> Required work
Take every line that has the string "Configuration" and copy it out.
::: Data rows :::
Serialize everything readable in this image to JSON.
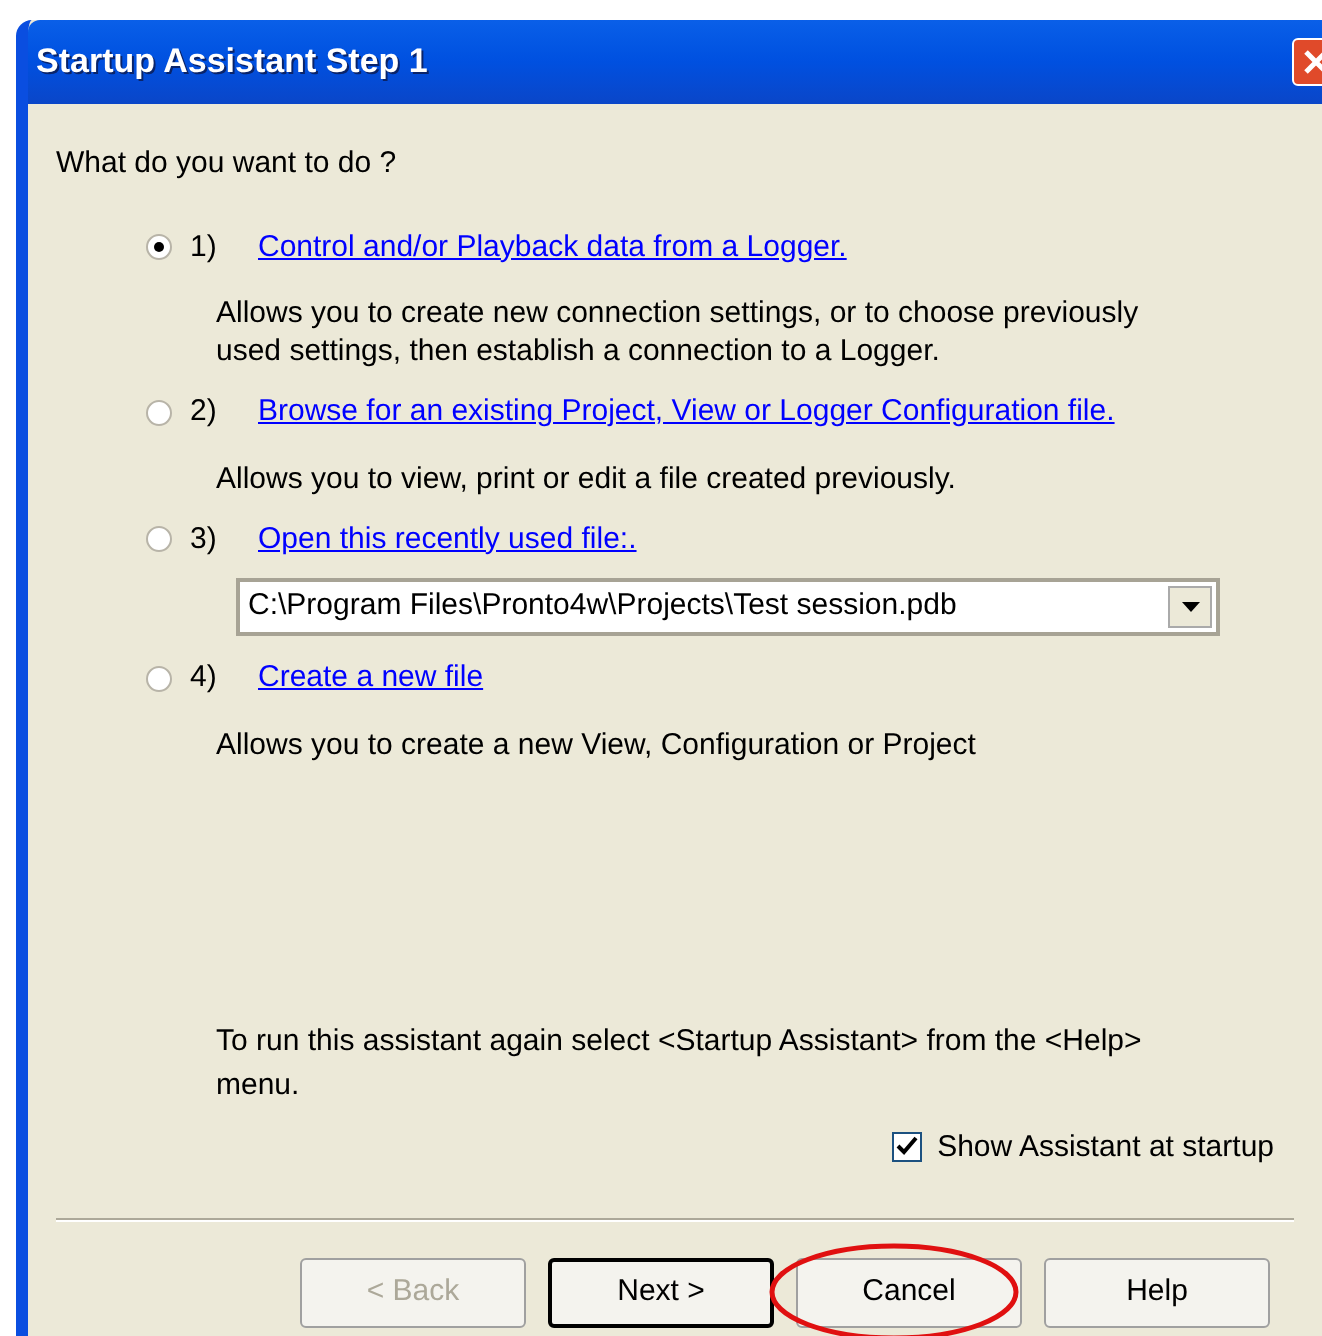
{
  "window": {
    "title": "Startup Assistant Step 1"
  },
  "prompt": "What do you want to do ?",
  "options": [
    {
      "number": "1)",
      "link": "Control and/or Playback data from a Logger.",
      "selected": true,
      "description": "Allows you to create new connection settings, or to choose previously used settings, then establish a connection to a Logger."
    },
    {
      "number": "2)",
      "link": "Browse for an existing Project, View or Logger Configuration file.",
      "selected": false,
      "description": "Allows you to view, print or edit a file created previously."
    },
    {
      "number": "3)",
      "link": "Open this recently used file:.",
      "selected": false,
      "combo": {
        "value": "C:\\Program Files\\Pronto4w\\Projects\\Test session.pdb"
      }
    },
    {
      "number": "4)",
      "link": "Create a new file",
      "selected": false,
      "description": "Allows you to create a new View, Configuration or Project"
    }
  ],
  "hint": "To run this assistant again select <Startup Assistant> from the <Help> menu.",
  "show_at_startup": {
    "label": "Show Assistant at startup",
    "checked": true
  },
  "buttons": [
    {
      "label": "< Back",
      "disabled": true,
      "default": false,
      "highlighted": false
    },
    {
      "label": "Next >",
      "disabled": false,
      "default": true,
      "highlighted": false
    },
    {
      "label": "Cancel",
      "disabled": false,
      "default": false,
      "highlighted": true
    },
    {
      "label": "Help",
      "disabled": false,
      "default": false,
      "highlighted": false
    }
  ]
}
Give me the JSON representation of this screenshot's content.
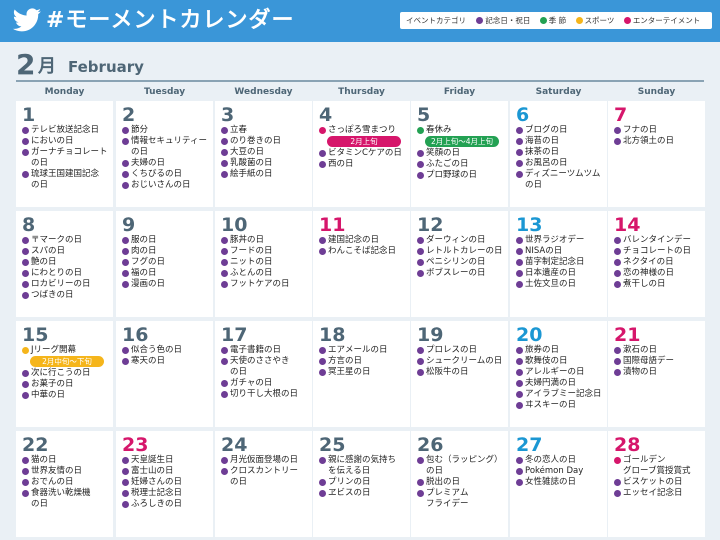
{
  "header": {
    "title": "#モーメントカレンダー"
  },
  "legend": {
    "label": "イベントカテゴリ",
    "items": [
      {
        "label": "記念日・祝日",
        "color": "#6e3d95"
      },
      {
        "label": "季 節",
        "color": "#23a153"
      },
      {
        "label": "スポーツ",
        "color": "#f5b51b"
      },
      {
        "label": "エンターテイメント",
        "color": "#d6166b"
      }
    ]
  },
  "month": {
    "number": "2",
    "kanji": "月",
    "english": "February"
  },
  "weekdays": [
    "Monday",
    "Tuesday",
    "Wednesday",
    "Thursday",
    "Friday",
    "Saturday",
    "Sunday"
  ],
  "colors": {
    "anniv": "#6e3d95",
    "season": "#23a153",
    "sport": "#f5b51b",
    "ent": "#d6166b"
  },
  "days": [
    {
      "d": "1",
      "style": "",
      "events": [
        {
          "c": "anniv",
          "lines": [
            "テレビ放送記念日"
          ]
        },
        {
          "c": "anniv",
          "lines": [
            "においの日"
          ]
        },
        {
          "c": "anniv",
          "lines": [
            "ガーナチョコレート",
            "の日"
          ]
        },
        {
          "c": "anniv",
          "lines": [
            "琉球王国建国記念",
            "の日"
          ]
        }
      ]
    },
    {
      "d": "2",
      "style": "",
      "events": [
        {
          "c": "anniv",
          "lines": [
            "節分"
          ]
        },
        {
          "c": "anniv",
          "lines": [
            "情報セキュリティー",
            "の日"
          ]
        },
        {
          "c": "anniv",
          "lines": [
            "夫婦の日"
          ]
        },
        {
          "c": "anniv",
          "lines": [
            "くちびるの日"
          ]
        },
        {
          "c": "anniv",
          "lines": [
            "おじいさんの日"
          ]
        }
      ]
    },
    {
      "d": "3",
      "style": "",
      "events": [
        {
          "c": "anniv",
          "lines": [
            "立春"
          ]
        },
        {
          "c": "anniv",
          "lines": [
            "のり巻きの日"
          ]
        },
        {
          "c": "anniv",
          "lines": [
            "大豆の日"
          ]
        },
        {
          "c": "anniv",
          "lines": [
            "乳酸菌の日"
          ]
        },
        {
          "c": "anniv",
          "lines": [
            "絵手紙の日"
          ]
        }
      ]
    },
    {
      "d": "4",
      "style": "",
      "events": [
        {
          "c": "ent",
          "lines": [
            "さっぽろ雪まつり"
          ],
          "badge": "2月上旬"
        },
        {
          "c": "anniv",
          "lines": [
            "ビタミンCケアの日"
          ]
        },
        {
          "c": "anniv",
          "lines": [
            "西の日"
          ]
        }
      ]
    },
    {
      "d": "5",
      "style": "",
      "events": [
        {
          "c": "season",
          "lines": [
            "春休み"
          ],
          "badge": "2月上旬〜4月上旬"
        },
        {
          "c": "anniv",
          "lines": [
            "笑顔の日"
          ]
        },
        {
          "c": "anniv",
          "lines": [
            "ふたごの日"
          ]
        },
        {
          "c": "anniv",
          "lines": [
            "プロ野球の日"
          ]
        }
      ]
    },
    {
      "d": "6",
      "style": "sat",
      "events": [
        {
          "c": "anniv",
          "lines": [
            "ブログの日"
          ]
        },
        {
          "c": "anniv",
          "lines": [
            "海苔の日"
          ]
        },
        {
          "c": "anniv",
          "lines": [
            "抹茶の日"
          ]
        },
        {
          "c": "anniv",
          "lines": [
            "お風呂の日"
          ]
        },
        {
          "c": "anniv",
          "lines": [
            "ディズニーツムツム",
            "の日"
          ]
        }
      ]
    },
    {
      "d": "7",
      "style": "sun",
      "events": [
        {
          "c": "anniv",
          "lines": [
            "フナの日"
          ]
        },
        {
          "c": "anniv",
          "lines": [
            "北方領土の日"
          ]
        }
      ]
    },
    {
      "d": "8",
      "style": "",
      "events": [
        {
          "c": "anniv",
          "lines": [
            "〒マークの日"
          ]
        },
        {
          "c": "anniv",
          "lines": [
            "スパの日"
          ]
        },
        {
          "c": "anniv",
          "lines": [
            "艶の日"
          ]
        },
        {
          "c": "anniv",
          "lines": [
            "にわとりの日"
          ]
        },
        {
          "c": "anniv",
          "lines": [
            "ロカビリーの日"
          ]
        },
        {
          "c": "anniv",
          "lines": [
            "つばきの日"
          ]
        }
      ]
    },
    {
      "d": "9",
      "style": "",
      "events": [
        {
          "c": "anniv",
          "lines": [
            "服の日"
          ]
        },
        {
          "c": "anniv",
          "lines": [
            "肉の日"
          ]
        },
        {
          "c": "anniv",
          "lines": [
            "フグの日"
          ]
        },
        {
          "c": "anniv",
          "lines": [
            "福の日"
          ]
        },
        {
          "c": "anniv",
          "lines": [
            "漫画の日"
          ]
        }
      ]
    },
    {
      "d": "10",
      "style": "",
      "events": [
        {
          "c": "anniv",
          "lines": [
            "豚丼の日"
          ]
        },
        {
          "c": "anniv",
          "lines": [
            "フードの日"
          ]
        },
        {
          "c": "anniv",
          "lines": [
            "ニットの日"
          ]
        },
        {
          "c": "anniv",
          "lines": [
            "ふとんの日"
          ]
        },
        {
          "c": "anniv",
          "lines": [
            "フットケアの日"
          ]
        }
      ]
    },
    {
      "d": "11",
      "style": "hol",
      "events": [
        {
          "c": "anniv",
          "lines": [
            "建国記念の日"
          ]
        },
        {
          "c": "anniv",
          "lines": [
            "わんこそば記念日"
          ]
        }
      ]
    },
    {
      "d": "12",
      "style": "",
      "events": [
        {
          "c": "anniv",
          "lines": [
            "ダーウィンの日"
          ]
        },
        {
          "c": "anniv",
          "lines": [
            "レトルトカレーの日"
          ]
        },
        {
          "c": "anniv",
          "lines": [
            "ペニシリンの日"
          ]
        },
        {
          "c": "anniv",
          "lines": [
            "ボブスレーの日"
          ]
        }
      ]
    },
    {
      "d": "13",
      "style": "sat",
      "events": [
        {
          "c": "anniv",
          "lines": [
            "世界ラジオデー"
          ]
        },
        {
          "c": "anniv",
          "lines": [
            "NISAの日"
          ]
        },
        {
          "c": "anniv",
          "lines": [
            "苗字制定記念日"
          ]
        },
        {
          "c": "anniv",
          "lines": [
            "日本遺産の日"
          ]
        },
        {
          "c": "anniv",
          "lines": [
            "土佐文旦の日"
          ]
        }
      ]
    },
    {
      "d": "14",
      "style": "sun",
      "events": [
        {
          "c": "anniv",
          "lines": [
            "バレンタインデー"
          ]
        },
        {
          "c": "anniv",
          "lines": [
            "チョコレートの日"
          ]
        },
        {
          "c": "anniv",
          "lines": [
            "ネクタイの日"
          ]
        },
        {
          "c": "anniv",
          "lines": [
            "恋の神様の日"
          ]
        },
        {
          "c": "anniv",
          "lines": [
            "煮干しの日"
          ]
        }
      ]
    },
    {
      "d": "15",
      "style": "",
      "events": [
        {
          "c": "sport",
          "lines": [
            "Jリーグ開幕"
          ],
          "badge": "2月中旬〜下旬"
        },
        {
          "c": "anniv",
          "lines": [
            "次に行こうの日"
          ]
        },
        {
          "c": "anniv",
          "lines": [
            "お菓子の日"
          ]
        },
        {
          "c": "anniv",
          "lines": [
            "中華の日"
          ]
        }
      ]
    },
    {
      "d": "16",
      "style": "",
      "events": [
        {
          "c": "anniv",
          "lines": [
            "似合う色の日"
          ]
        },
        {
          "c": "anniv",
          "lines": [
            "寒天の日"
          ]
        }
      ]
    },
    {
      "d": "17",
      "style": "",
      "events": [
        {
          "c": "anniv",
          "lines": [
            "電子書籍の日"
          ]
        },
        {
          "c": "anniv",
          "lines": [
            "天使のささやき",
            "の日"
          ]
        },
        {
          "c": "anniv",
          "lines": [
            "ガチャの日"
          ]
        },
        {
          "c": "anniv",
          "lines": [
            "切り干し大根の日"
          ]
        }
      ]
    },
    {
      "d": "18",
      "style": "",
      "events": [
        {
          "c": "anniv",
          "lines": [
            "エアメールの日"
          ]
        },
        {
          "c": "anniv",
          "lines": [
            "方言の日"
          ]
        },
        {
          "c": "anniv",
          "lines": [
            "冥王星の日"
          ]
        }
      ]
    },
    {
      "d": "19",
      "style": "",
      "events": [
        {
          "c": "anniv",
          "lines": [
            "プロレスの日"
          ]
        },
        {
          "c": "anniv",
          "lines": [
            "シュークリームの日"
          ]
        },
        {
          "c": "anniv",
          "lines": [
            "松阪牛の日"
          ]
        }
      ]
    },
    {
      "d": "20",
      "style": "sat",
      "events": [
        {
          "c": "anniv",
          "lines": [
            "旅券の日"
          ]
        },
        {
          "c": "anniv",
          "lines": [
            "歌舞伎の日"
          ]
        },
        {
          "c": "anniv",
          "lines": [
            "アレルギーの日"
          ]
        },
        {
          "c": "anniv",
          "lines": [
            "夫婦円満の日"
          ]
        },
        {
          "c": "anniv",
          "lines": [
            "アイラブミー記念日"
          ]
        },
        {
          "c": "anniv",
          "lines": [
            "ヰスキーの日"
          ]
        }
      ]
    },
    {
      "d": "21",
      "style": "sun",
      "events": [
        {
          "c": "anniv",
          "lines": [
            "漱石の日"
          ]
        },
        {
          "c": "anniv",
          "lines": [
            "国際母語デー"
          ]
        },
        {
          "c": "anniv",
          "lines": [
            "漬物の日"
          ]
        }
      ]
    },
    {
      "d": "22",
      "style": "",
      "events": [
        {
          "c": "anniv",
          "lines": [
            "猫の日"
          ]
        },
        {
          "c": "anniv",
          "lines": [
            "世界友情の日"
          ]
        },
        {
          "c": "anniv",
          "lines": [
            "おでんの日"
          ]
        },
        {
          "c": "anniv",
          "lines": [
            "食器洗い乾燥機",
            "の日"
          ]
        }
      ]
    },
    {
      "d": "23",
      "style": "hol",
      "events": [
        {
          "c": "anniv",
          "lines": [
            "天皇誕生日"
          ]
        },
        {
          "c": "anniv",
          "lines": [
            "富士山の日"
          ]
        },
        {
          "c": "anniv",
          "lines": [
            "妊婦さんの日"
          ]
        },
        {
          "c": "anniv",
          "lines": [
            "税理士記念日"
          ]
        },
        {
          "c": "anniv",
          "lines": [
            "ふろしきの日"
          ]
        }
      ]
    },
    {
      "d": "24",
      "style": "",
      "events": [
        {
          "c": "anniv",
          "lines": [
            "月光仮面登場の日"
          ]
        },
        {
          "c": "anniv",
          "lines": [
            "クロスカントリー",
            "の日"
          ]
        }
      ]
    },
    {
      "d": "25",
      "style": "",
      "events": [
        {
          "c": "anniv",
          "lines": [
            "親に感謝の気持ち",
            "を伝える日"
          ]
        },
        {
          "c": "anniv",
          "lines": [
            "プリンの日"
          ]
        },
        {
          "c": "anniv",
          "lines": [
            "ヱビスの日"
          ]
        }
      ]
    },
    {
      "d": "26",
      "style": "",
      "events": [
        {
          "c": "anniv",
          "lines": [
            "包む（ラッピング）",
            "の日"
          ]
        },
        {
          "c": "anniv",
          "lines": [
            "脱出の日"
          ]
        },
        {
          "c": "anniv",
          "lines": [
            "プレミアム",
            "フライデー"
          ]
        }
      ]
    },
    {
      "d": "27",
      "style": "sat",
      "events": [
        {
          "c": "anniv",
          "lines": [
            "冬の恋人の日"
          ]
        },
        {
          "c": "anniv",
          "lines": [
            "Pokémon Day"
          ]
        },
        {
          "c": "anniv",
          "lines": [
            "女性雑誌の日"
          ]
        }
      ]
    },
    {
      "d": "28",
      "style": "sun",
      "events": [
        {
          "c": "ent",
          "lines": [
            "ゴールデン",
            "グローブ賞授賞式"
          ]
        },
        {
          "c": "anniv",
          "lines": [
            "ビスケットの日"
          ]
        },
        {
          "c": "anniv",
          "lines": [
            "エッセイ記念日"
          ]
        }
      ]
    }
  ]
}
:::
> Finished answer
      "link": "Browse for an existing Project, View or Logger Configuration file.",
      "description": "Allows you to create a new View, Configuration or Project"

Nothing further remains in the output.